- **Short task**
Copy out each line that has "this" in it.

- **Listed records**
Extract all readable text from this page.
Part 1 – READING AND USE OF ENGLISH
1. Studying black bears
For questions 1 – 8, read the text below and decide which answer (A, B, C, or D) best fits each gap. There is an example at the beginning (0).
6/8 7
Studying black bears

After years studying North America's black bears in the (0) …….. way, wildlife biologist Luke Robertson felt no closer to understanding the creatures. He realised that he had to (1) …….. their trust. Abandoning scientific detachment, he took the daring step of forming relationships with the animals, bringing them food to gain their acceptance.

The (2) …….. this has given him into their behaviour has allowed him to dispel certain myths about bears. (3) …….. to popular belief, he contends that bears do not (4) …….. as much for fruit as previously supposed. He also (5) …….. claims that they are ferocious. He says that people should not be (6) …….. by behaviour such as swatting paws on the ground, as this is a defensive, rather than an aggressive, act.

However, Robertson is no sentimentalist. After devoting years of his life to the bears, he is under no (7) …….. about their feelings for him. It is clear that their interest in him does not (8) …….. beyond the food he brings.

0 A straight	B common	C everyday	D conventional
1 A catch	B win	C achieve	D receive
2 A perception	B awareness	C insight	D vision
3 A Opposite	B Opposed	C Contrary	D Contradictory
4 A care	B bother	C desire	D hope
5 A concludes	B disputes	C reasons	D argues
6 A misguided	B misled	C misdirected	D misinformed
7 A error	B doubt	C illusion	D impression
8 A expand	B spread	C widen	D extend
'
--
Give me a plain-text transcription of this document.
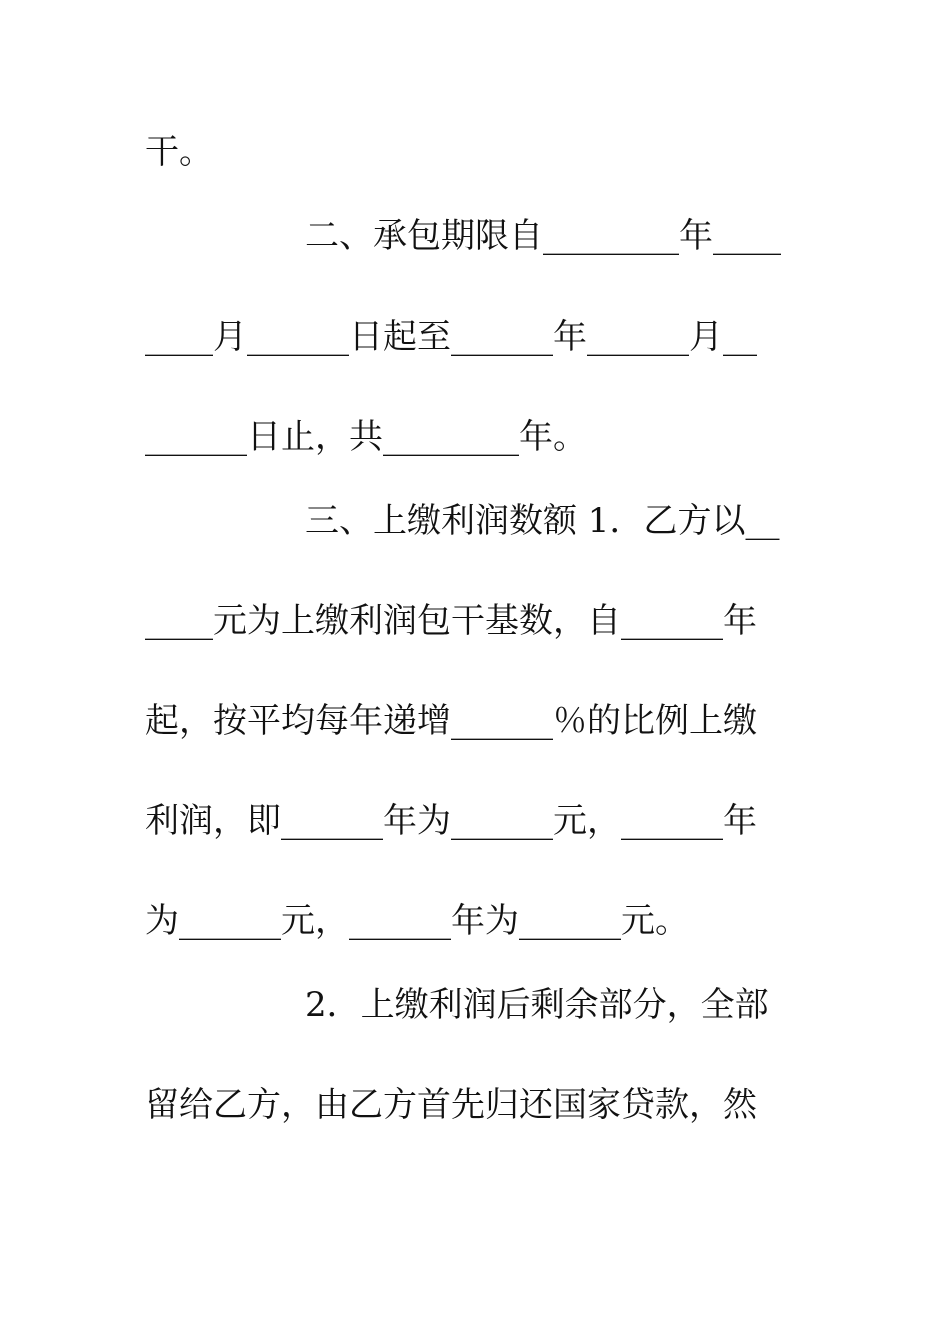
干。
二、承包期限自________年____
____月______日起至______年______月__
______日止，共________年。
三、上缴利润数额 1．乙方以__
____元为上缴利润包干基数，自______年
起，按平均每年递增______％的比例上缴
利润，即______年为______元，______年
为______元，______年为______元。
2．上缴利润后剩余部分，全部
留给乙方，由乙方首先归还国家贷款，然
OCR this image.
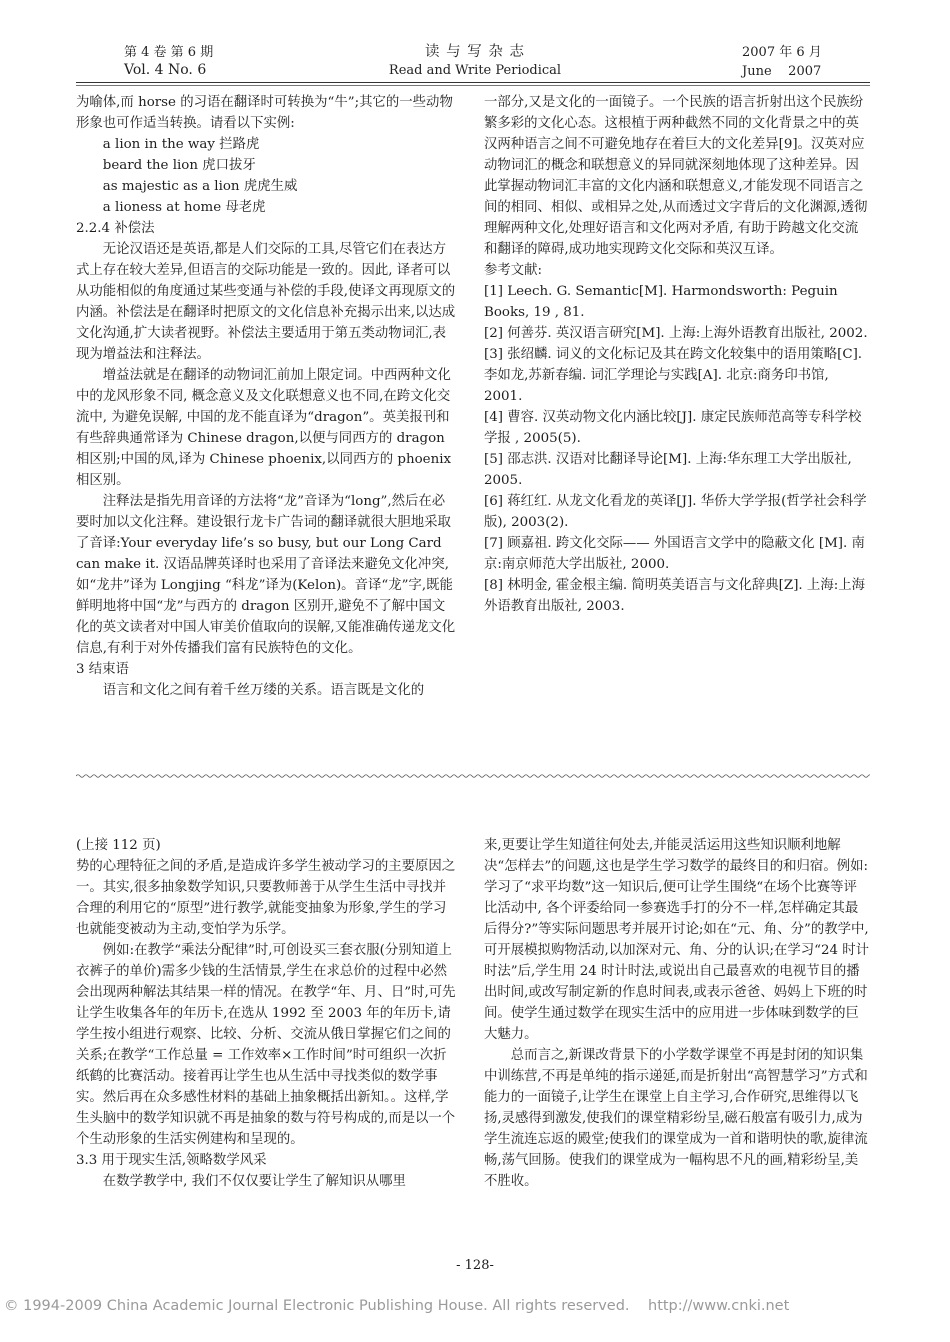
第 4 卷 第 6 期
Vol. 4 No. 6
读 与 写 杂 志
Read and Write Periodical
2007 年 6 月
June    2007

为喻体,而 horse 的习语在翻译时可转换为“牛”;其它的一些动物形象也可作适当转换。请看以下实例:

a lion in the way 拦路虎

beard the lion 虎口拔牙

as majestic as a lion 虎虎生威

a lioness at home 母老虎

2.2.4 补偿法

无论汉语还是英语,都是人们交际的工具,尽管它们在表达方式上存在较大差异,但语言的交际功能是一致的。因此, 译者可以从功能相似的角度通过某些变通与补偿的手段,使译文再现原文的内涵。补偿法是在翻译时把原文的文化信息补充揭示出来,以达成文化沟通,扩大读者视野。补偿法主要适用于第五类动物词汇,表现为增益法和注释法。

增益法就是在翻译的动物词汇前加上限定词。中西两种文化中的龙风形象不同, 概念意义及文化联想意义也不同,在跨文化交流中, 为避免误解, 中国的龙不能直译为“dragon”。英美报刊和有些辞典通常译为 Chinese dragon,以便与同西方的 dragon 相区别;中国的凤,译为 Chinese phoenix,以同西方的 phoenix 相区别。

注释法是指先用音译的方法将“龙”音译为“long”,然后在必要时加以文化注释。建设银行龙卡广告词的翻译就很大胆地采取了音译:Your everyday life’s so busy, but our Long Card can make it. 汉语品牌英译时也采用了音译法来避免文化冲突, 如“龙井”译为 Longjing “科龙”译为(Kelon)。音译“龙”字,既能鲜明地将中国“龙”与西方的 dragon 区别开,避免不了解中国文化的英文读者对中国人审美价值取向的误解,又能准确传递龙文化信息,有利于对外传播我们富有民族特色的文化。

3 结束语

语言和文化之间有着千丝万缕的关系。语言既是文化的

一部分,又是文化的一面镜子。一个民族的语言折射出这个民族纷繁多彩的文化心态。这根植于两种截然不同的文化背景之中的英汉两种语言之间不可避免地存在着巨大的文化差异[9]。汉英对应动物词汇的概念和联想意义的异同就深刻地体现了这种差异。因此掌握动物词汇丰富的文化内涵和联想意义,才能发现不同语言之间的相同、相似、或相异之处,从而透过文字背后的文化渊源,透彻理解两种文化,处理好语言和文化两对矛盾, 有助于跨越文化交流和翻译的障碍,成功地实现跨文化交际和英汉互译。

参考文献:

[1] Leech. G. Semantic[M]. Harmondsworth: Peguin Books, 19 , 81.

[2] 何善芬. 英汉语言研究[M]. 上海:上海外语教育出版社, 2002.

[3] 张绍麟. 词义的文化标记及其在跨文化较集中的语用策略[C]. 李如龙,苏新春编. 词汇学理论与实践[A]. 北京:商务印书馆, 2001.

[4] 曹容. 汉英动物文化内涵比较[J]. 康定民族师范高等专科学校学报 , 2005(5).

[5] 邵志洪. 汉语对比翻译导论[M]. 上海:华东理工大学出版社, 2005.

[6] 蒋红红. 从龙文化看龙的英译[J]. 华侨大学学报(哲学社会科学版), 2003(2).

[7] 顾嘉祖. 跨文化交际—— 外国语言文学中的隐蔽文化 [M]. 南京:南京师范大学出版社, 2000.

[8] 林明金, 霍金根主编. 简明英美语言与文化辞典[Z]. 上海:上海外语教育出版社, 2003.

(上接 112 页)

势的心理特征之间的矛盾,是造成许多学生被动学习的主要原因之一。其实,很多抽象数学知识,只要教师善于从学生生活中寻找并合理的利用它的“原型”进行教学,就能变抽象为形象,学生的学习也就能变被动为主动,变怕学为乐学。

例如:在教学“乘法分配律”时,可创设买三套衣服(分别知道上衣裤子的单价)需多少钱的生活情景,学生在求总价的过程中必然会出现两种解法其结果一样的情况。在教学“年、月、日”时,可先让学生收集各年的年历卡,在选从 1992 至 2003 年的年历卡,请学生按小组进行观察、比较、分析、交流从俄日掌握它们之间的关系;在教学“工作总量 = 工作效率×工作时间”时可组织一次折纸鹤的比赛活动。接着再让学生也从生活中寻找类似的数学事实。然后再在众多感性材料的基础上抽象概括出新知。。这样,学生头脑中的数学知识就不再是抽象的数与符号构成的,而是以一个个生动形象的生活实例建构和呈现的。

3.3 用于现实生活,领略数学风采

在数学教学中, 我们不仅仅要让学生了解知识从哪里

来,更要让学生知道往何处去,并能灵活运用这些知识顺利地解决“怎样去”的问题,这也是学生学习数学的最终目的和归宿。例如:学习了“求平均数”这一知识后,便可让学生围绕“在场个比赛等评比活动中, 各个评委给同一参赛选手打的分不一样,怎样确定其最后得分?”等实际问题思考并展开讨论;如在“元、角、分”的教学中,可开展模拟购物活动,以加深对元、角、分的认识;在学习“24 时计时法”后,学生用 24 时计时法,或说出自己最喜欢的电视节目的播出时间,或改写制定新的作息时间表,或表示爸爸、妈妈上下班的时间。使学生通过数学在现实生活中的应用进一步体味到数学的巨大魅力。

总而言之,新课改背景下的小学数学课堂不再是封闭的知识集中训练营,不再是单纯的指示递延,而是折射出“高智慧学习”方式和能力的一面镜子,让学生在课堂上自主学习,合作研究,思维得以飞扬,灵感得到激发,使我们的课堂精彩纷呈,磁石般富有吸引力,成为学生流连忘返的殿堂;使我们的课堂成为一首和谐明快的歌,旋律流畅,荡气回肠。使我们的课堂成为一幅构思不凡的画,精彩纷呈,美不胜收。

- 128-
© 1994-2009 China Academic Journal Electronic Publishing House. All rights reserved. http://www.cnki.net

- **Response to the exercise**
Extract all readable text from this page.
The (2) …….. this has given him into their behaviour has allowed him to dispel certain myths about bears. (3) …….. to popular belief, he contends that bears do not (4) …….. as much for fruit as previously supposed. He also (5) …….. claims that they are ferocious. He says that people should not be (6) …….. by behaviour such as swatting paws on the ground, as this is a defensive, rather than an aggressive, act.
Give me a plain-text transcription of this document.
OCR this image.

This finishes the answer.